--- Working data ---

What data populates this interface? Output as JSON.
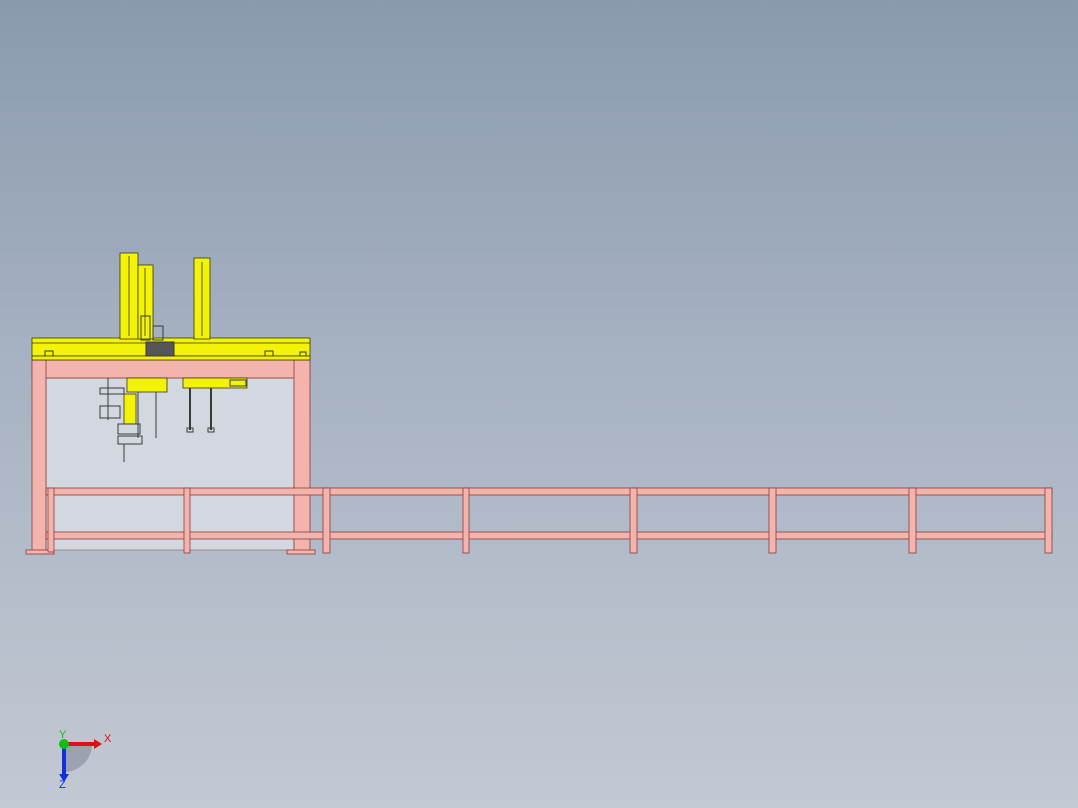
{
  "viewport": {
    "colors": {
      "frame_fill": "#f4b4ae",
      "frame_stroke": "#8a3c3c",
      "gantry_fill": "#f3f30a",
      "gantry_stroke": "#3a3a00",
      "mechanism_dark": "#3a3a3a",
      "inner_panel": "#d3d8e0"
    }
  },
  "triad": {
    "x_label": "X",
    "y_label": "Y",
    "z_label": "Z",
    "colors": {
      "x": "#e01010",
      "y": "#10c010",
      "z": "#1030e0"
    }
  }
}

---

- _What is required_: Copy out all the entries exactly. Images stay out of the copy.

- _Solution to this task_:
What data populates this interface? Output as JSON.
{
  "viewport": {
    "colors": {
      "frame_fill": "#f4b4ae",
      "frame_stroke": "#8a3c3c",
      "gantry_fill": "#f3f30a",
      "gantry_stroke": "#3a3a00",
      "mechanism_dark": "#3a3a3a",
      "inner_panel": "#d3d8e0"
    }
  },
  "triad": {
    "x_label": "X",
    "y_label": "Y",
    "z_label": "Z",
    "colors": {
      "x": "#e01010",
      "y": "#10c010",
      "z": "#1030e0"
    }
  }
}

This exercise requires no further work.